— Short problem —
Retype the data below without altering anything.

— Provided records —
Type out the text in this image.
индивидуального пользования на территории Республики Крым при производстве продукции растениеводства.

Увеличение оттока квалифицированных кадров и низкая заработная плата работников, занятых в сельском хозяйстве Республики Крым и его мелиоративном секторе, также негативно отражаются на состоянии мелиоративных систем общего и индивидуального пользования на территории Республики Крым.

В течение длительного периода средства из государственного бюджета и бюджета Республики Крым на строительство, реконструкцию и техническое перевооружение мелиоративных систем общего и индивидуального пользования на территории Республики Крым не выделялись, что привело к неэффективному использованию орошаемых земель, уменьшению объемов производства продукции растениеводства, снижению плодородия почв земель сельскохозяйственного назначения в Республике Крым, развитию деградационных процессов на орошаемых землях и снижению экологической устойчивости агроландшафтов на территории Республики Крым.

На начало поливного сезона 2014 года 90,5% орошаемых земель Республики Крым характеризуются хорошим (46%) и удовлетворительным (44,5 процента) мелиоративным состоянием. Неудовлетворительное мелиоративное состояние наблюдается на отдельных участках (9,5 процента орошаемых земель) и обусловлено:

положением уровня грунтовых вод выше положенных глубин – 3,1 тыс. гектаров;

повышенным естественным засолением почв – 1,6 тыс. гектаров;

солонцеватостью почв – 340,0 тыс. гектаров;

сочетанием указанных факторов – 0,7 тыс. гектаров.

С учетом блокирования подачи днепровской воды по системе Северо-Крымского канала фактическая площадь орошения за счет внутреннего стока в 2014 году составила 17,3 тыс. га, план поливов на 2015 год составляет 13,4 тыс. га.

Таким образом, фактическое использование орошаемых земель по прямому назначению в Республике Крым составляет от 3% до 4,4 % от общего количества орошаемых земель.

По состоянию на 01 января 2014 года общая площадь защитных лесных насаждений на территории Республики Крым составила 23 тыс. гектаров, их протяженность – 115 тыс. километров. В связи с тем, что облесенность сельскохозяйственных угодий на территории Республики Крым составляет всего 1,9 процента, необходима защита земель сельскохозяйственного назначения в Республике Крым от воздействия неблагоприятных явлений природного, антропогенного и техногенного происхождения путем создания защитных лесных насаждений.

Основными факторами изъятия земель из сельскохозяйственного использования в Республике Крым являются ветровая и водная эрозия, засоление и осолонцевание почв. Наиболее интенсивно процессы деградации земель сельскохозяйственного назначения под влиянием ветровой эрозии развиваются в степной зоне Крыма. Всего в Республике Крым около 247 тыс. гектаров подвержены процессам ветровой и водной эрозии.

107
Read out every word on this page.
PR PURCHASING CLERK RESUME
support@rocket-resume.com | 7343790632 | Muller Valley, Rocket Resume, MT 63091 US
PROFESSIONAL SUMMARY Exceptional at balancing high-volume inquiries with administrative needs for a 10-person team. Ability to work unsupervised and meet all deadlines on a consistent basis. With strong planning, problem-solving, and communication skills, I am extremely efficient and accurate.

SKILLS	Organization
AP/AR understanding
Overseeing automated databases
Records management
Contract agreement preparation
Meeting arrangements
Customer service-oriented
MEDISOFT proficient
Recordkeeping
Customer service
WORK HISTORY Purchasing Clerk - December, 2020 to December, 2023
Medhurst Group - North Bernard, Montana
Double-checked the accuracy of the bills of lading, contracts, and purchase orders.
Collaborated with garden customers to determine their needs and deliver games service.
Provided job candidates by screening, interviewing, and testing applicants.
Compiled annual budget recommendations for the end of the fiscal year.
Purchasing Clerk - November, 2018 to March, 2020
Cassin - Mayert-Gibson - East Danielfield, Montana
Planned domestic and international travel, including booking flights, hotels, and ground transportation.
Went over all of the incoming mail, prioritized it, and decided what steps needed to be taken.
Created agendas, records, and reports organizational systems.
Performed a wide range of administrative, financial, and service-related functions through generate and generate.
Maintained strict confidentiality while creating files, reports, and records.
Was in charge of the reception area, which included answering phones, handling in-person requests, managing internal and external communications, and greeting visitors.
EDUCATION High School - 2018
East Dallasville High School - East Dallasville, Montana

— Solution for this task —
Type out the text in this image.
индивидуального пользования на территории Республики Крым при производстве продукции растениеводства.

Увеличение оттока квалифицированных кадров и низкая заработная плата работников, занятых в сельском хозяйстве Республики Крым и его мелиоративном секторе, также негативно отражаются на состоянии мелиоративных систем общего и индивидуального пользования на территории Республики Крым.

В течение длительного периода средства из государственного бюджета и бюджета Республики Крым на строительство, реконструкцию и техническое перевооружение мелиоративных систем общего и индивидуального пользования на территории Республики Крым не выделялись, что привело к неэффективному использованию орошаемых земель, уменьшению объемов производства продукции растениеводства, снижению плодородия почв земель сельскохозяйственного назначения в Республике Крым, развитию деградационных процессов на орошаемых землях и снижению экологической устойчивости агроландшафтов на территории Республики Крым.

На начало поливного сезона 2014 года 90,5% орошаемых земель Республики Крым характеризуются хорошим (46%) и удовлетворительным (44,5 процента) мелиоративным состоянием. Неудовлетворительное мелиоративное состояние наблюдается на отдельных участках (9,5 процента орошаемых земель) и обусловлено:

положением уровня грунтовых вод выше положенных глубин – 3,1 тыс. гектаров;

повышенным естественным засолением почв – 1,6 тыс. гектаров;

солонцеватостью почв – 340,0 тыс. гектаров;

сочетанием указанных факторов – 0,7 тыс. гектаров.

С учетом блокирования подачи днепровской воды по системе Северо-Крымского канала фактическая площадь орошения за счет внутреннего стока в 2014 году составила 17,3 тыс. га, план поливов на 2015 год составляет 13,4 тыс. га.

Таким образом, фактическое использование орошаемых земель по прямому назначению в Республике Крым составляет от 3% до 4,4 % от общего количества орошаемых земель.

По состоянию на 01 января 2014 года общая площадь защитных лесных насаждений на территории Республики Крым составила 23 тыс. гектаров, их протяженность – 115 тыс. километров. В связи с тем, что облесенность сельскохозяйственных угодий на территории Республики Крым составляет всего 1,9 процента, необходима защита земель сельскохозяйственного назначения в Республике Крым от воздействия неблагоприятных явлений природного, антропогенного и техногенного происхождения путем создания защитных лесных насаждений.

Основными факторами изъятия земель из сельскохозяйственного использования в Республике Крым являются ветровая и водная эрозия, засоление и осолонцевание почв. Наиболее интенсивно процессы деградации земель сельскохозяйственного назначения под влиянием ветровой эрозии развиваются в степной зоне Крыма. Всего в Республике Крым около 247 тыс. гектаров подвержены процессам ветровой и водной эрозии.

107
Read out every word on this page.
PR PURCHASING CLERK RESUME
support@rocket-resume.com | 7343790632 | Muller Valley, Rocket Resume, MT 63091 US
PROFESSIONAL SUMMARY Exceptional at balancing high-volume inquiries with administrative needs for a 10-person team. Ability to work unsupervised and meet all deadlines on a consistent basis. With strong planning, problem-solving, and communication skills, I am extremely efficient and accurate.

SKILLS	Organization
AP/AR understanding
Overseeing automated databases
Records management
Contract agreement preparation
Meeting arrangements
Customer service-oriented
MEDISOFT proficient
Recordkeeping
Customer service
WORK HISTORY Purchasing Clerk - December, 2020 to December, 2023
Medhurst Group - North Bernard, Montana
Double-checked the accuracy of the bills of lading, contracts, and purchase orders.
Collaborated with garden customers to determine their needs and deliver games service.
Provided job candidates by screening, interviewing, and testing applicants.
Compiled annual budget recommendations for the end of the fiscal year.
Purchasing Clerk - November, 2018 to March, 2020
Cassin - Mayert-Gibson - East Danielfield, Montana
Planned domestic and international travel, including booking flights, hotels, and ground transportation.
Went over all of the incoming mail, prioritized it, and decided what steps needed to be taken.
Created agendas, records, and reports organizational systems.
Performed a wide range of administrative, financial, and service-related functions through generate and generate.
Maintained strict confidentiality while creating files, reports, and records.
Was in charge of the reception area, which included answering phones, handling in-person requests, managing internal and external communications, and greeting visitors.
EDUCATION High School - 2018
East Dallasville High School - East Dallasville, Montana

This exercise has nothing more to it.